## START Stored records

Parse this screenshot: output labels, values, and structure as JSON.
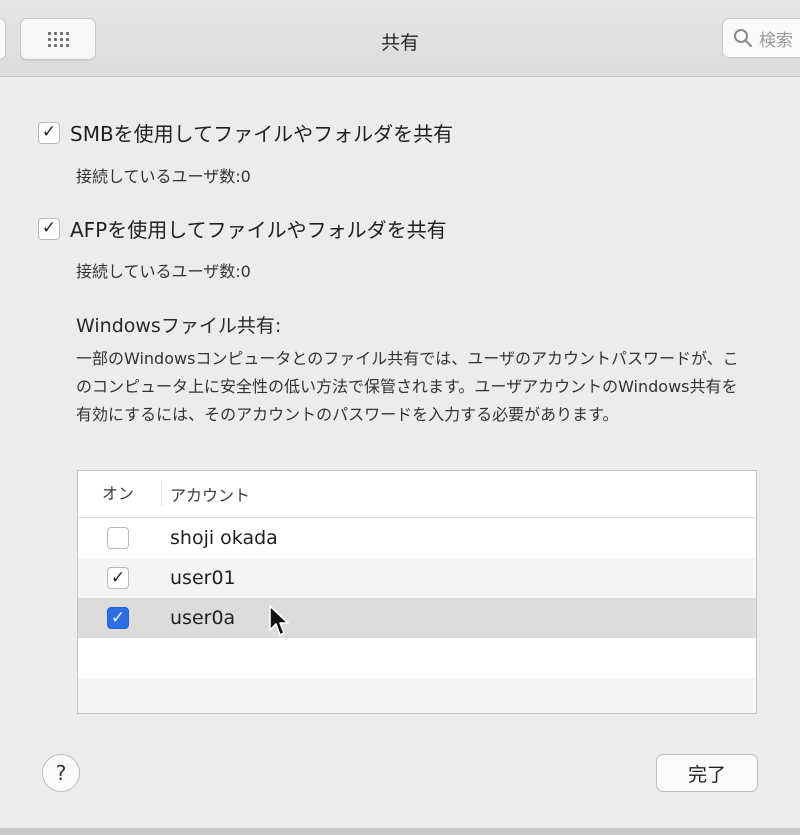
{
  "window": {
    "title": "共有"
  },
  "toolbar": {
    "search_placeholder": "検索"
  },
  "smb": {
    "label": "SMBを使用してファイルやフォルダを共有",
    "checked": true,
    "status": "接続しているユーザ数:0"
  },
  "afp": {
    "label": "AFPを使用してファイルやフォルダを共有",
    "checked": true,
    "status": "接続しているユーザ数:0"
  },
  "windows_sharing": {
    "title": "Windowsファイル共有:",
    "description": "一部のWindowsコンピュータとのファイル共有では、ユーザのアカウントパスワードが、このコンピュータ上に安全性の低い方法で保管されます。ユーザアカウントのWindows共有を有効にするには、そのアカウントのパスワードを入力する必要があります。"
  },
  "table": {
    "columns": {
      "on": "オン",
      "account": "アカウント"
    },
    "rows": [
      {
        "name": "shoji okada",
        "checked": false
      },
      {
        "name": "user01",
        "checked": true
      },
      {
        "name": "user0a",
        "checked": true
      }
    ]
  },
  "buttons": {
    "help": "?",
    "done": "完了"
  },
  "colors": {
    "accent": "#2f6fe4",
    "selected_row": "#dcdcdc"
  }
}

## END Stored records

### What is expected
Reproduce every entry word for word, but skip any pictures.

### In response
Parse this screenshot: output labels, values, and structure as JSON.
{
  "window": {
    "title": "共有"
  },
  "toolbar": {
    "search_placeholder": "検索"
  },
  "smb": {
    "label": "SMBを使用してファイルやフォルダを共有",
    "checked": true,
    "status": "接続しているユーザ数:0"
  },
  "afp": {
    "label": "AFPを使用してファイルやフォルダを共有",
    "checked": true,
    "status": "接続しているユーザ数:0"
  },
  "windows_sharing": {
    "title": "Windowsファイル共有:",
    "description": "一部のWindowsコンピュータとのファイル共有では、ユーザのアカウントパスワードが、このコンピュータ上に安全性の低い方法で保管されます。ユーザアカウントのWindows共有を有効にするには、そのアカウントのパスワードを入力する必要があります。"
  },
  "table": {
    "columns": {
      "on": "オン",
      "account": "アカウント"
    },
    "rows": [
      {
        "name": "shoji okada",
        "checked": false
      },
      {
        "name": "user01",
        "checked": true
      },
      {
        "name": "user0a",
        "checked": true
      }
    ]
  },
  "buttons": {
    "help": "?",
    "done": "完了"
  },
  "colors": {
    "accent": "#2f6fe4",
    "selected_row": "#dcdcdc"
  }
}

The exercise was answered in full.